— Rows —
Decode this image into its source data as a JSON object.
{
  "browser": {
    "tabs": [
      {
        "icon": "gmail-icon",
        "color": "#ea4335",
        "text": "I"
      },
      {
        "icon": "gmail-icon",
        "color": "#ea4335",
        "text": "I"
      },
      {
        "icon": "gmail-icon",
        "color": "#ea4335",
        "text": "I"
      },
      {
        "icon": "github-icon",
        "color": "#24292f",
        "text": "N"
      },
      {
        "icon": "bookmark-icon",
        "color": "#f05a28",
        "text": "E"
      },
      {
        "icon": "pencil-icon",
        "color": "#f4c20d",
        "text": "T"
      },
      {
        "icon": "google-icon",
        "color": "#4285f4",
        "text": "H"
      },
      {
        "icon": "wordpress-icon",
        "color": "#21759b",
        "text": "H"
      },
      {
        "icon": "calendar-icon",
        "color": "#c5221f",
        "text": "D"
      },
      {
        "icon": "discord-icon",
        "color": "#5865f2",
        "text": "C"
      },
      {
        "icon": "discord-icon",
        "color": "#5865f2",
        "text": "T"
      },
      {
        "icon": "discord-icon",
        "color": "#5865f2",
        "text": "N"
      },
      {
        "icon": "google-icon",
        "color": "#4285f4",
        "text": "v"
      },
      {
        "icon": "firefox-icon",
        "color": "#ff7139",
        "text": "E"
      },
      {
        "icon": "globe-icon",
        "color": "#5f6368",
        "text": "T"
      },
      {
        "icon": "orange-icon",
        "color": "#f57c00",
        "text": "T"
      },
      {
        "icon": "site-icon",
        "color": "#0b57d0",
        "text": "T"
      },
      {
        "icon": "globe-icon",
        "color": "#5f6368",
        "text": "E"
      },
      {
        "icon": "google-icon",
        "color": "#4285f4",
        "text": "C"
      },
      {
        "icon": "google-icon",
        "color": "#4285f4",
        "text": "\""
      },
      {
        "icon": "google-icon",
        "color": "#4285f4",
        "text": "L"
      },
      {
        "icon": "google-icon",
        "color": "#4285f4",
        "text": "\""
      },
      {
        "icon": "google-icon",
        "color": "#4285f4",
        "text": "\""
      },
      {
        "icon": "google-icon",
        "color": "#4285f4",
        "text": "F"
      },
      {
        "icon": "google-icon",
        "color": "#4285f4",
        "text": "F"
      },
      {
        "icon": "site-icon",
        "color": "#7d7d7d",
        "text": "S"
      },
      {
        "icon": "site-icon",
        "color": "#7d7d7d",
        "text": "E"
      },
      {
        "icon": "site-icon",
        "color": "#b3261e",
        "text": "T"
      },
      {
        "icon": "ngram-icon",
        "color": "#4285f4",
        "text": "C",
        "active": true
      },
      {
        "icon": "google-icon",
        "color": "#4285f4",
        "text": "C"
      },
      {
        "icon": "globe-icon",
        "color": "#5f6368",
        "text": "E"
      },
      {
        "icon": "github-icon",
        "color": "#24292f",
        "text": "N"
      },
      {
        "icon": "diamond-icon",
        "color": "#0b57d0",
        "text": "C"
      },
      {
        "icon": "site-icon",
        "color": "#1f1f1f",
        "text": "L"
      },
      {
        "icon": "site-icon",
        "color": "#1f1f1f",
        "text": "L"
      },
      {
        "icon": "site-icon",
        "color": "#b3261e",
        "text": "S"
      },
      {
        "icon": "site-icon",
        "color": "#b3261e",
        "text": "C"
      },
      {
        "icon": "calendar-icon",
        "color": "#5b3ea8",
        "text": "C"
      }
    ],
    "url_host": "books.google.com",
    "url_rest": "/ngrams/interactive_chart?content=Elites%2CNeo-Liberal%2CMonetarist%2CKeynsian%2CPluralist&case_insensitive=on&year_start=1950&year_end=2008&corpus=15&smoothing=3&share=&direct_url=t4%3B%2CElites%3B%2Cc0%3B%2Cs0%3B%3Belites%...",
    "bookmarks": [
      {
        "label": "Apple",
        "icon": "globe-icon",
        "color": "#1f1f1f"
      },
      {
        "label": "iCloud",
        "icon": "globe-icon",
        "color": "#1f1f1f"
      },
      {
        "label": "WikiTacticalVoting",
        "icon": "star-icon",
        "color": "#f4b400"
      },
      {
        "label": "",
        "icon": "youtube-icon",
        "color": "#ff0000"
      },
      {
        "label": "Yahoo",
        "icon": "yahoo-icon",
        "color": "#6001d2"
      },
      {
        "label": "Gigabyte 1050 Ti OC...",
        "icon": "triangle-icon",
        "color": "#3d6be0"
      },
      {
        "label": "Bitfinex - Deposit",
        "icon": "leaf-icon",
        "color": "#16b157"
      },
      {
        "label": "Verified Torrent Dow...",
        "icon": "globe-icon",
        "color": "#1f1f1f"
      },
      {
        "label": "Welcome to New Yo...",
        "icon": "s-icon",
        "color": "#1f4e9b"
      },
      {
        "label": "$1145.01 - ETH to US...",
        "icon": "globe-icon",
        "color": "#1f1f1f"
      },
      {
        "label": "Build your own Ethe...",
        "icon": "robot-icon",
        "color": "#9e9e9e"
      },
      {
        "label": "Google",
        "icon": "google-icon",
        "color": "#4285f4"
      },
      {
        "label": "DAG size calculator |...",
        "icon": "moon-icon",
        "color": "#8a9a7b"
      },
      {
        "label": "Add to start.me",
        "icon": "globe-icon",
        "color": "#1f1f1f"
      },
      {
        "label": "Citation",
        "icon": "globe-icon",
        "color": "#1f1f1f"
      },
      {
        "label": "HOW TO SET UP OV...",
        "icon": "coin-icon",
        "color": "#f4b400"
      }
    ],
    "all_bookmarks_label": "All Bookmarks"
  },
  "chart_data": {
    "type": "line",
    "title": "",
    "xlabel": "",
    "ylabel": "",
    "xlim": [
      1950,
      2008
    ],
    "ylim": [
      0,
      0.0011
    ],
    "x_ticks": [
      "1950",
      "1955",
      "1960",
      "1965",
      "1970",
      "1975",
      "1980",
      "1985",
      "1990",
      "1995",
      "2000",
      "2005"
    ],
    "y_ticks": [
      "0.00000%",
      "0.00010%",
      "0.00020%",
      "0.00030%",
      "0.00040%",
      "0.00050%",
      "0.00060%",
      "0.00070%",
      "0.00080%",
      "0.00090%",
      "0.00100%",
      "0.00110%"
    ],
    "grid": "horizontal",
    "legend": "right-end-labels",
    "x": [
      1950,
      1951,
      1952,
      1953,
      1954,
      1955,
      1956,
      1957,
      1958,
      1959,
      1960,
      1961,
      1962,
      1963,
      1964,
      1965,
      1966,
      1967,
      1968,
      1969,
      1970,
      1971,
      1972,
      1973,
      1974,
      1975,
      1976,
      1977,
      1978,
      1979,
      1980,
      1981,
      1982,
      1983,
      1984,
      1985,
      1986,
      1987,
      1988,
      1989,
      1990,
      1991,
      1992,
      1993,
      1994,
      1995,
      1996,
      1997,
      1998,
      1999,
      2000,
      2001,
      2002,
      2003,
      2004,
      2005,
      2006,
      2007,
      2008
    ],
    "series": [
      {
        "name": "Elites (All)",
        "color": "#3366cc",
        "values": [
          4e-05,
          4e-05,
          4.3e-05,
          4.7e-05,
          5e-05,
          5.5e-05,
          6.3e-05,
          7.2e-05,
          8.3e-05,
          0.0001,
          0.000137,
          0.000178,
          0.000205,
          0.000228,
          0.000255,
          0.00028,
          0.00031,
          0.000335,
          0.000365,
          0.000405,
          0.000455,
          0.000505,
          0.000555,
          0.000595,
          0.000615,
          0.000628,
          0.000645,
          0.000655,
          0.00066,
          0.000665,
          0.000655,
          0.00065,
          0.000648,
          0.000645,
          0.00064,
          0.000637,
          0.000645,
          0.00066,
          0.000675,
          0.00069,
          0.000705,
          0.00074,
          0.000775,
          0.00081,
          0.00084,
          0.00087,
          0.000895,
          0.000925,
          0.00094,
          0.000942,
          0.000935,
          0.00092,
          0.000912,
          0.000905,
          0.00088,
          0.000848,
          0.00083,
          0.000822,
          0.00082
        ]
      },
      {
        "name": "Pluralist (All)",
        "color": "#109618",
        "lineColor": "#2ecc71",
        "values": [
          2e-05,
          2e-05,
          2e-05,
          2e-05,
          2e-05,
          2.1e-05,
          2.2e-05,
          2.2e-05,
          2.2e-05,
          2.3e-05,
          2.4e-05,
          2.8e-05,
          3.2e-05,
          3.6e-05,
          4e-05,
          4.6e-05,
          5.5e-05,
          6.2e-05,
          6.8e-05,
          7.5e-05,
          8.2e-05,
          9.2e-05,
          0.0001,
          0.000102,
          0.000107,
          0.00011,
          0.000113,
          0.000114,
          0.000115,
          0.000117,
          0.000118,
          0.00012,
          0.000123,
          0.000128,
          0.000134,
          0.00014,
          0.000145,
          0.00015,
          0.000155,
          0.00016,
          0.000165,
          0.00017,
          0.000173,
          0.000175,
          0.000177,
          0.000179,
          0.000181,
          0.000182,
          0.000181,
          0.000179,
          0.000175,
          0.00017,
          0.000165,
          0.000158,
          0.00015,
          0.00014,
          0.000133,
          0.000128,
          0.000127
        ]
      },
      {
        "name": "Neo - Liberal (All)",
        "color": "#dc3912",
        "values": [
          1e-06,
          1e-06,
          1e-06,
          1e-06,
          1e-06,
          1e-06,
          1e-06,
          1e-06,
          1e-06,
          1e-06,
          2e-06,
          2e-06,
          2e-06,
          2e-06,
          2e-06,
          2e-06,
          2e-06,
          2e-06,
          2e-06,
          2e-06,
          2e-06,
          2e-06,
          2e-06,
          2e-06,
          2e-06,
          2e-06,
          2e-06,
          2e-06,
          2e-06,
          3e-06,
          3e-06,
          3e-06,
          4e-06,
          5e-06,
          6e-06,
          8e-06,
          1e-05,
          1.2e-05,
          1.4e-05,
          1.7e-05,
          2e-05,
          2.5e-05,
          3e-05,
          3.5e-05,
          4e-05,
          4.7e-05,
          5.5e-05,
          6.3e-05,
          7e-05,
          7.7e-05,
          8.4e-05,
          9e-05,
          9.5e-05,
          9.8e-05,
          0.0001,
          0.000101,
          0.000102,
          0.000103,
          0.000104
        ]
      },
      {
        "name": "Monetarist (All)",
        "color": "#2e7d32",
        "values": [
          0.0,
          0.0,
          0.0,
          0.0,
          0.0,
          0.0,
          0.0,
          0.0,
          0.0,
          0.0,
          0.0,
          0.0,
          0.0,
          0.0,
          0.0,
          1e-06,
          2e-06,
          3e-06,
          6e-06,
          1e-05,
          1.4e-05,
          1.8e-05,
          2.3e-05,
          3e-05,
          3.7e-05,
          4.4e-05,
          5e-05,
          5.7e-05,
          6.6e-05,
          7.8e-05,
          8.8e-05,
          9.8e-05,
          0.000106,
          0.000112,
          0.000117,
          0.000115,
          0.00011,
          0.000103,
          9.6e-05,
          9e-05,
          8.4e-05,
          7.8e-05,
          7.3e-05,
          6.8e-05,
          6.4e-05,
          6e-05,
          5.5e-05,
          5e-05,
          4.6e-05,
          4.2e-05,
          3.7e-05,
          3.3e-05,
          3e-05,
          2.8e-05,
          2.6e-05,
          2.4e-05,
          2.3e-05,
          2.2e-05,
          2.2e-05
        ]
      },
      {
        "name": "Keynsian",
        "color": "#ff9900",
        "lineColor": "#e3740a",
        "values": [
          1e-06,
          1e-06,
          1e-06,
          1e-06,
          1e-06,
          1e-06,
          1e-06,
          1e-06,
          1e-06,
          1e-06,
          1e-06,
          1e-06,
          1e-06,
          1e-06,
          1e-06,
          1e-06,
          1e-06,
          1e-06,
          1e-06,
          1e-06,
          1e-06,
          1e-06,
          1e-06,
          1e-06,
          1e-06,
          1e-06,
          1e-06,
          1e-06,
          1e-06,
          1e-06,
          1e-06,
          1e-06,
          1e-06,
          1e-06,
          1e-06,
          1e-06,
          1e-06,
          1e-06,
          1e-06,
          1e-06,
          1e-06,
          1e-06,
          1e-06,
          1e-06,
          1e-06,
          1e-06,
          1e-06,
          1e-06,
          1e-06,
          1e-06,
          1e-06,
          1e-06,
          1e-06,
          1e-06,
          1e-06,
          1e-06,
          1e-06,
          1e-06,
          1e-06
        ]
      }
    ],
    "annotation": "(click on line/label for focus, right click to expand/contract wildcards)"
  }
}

— Written instruction —
Go through the records and pull out each line that includes the word "right".

— Full response —
    "legend": "right-end-labels",
    "annotation": "(click on line/label for focus, right click to expand/contract wildcards)"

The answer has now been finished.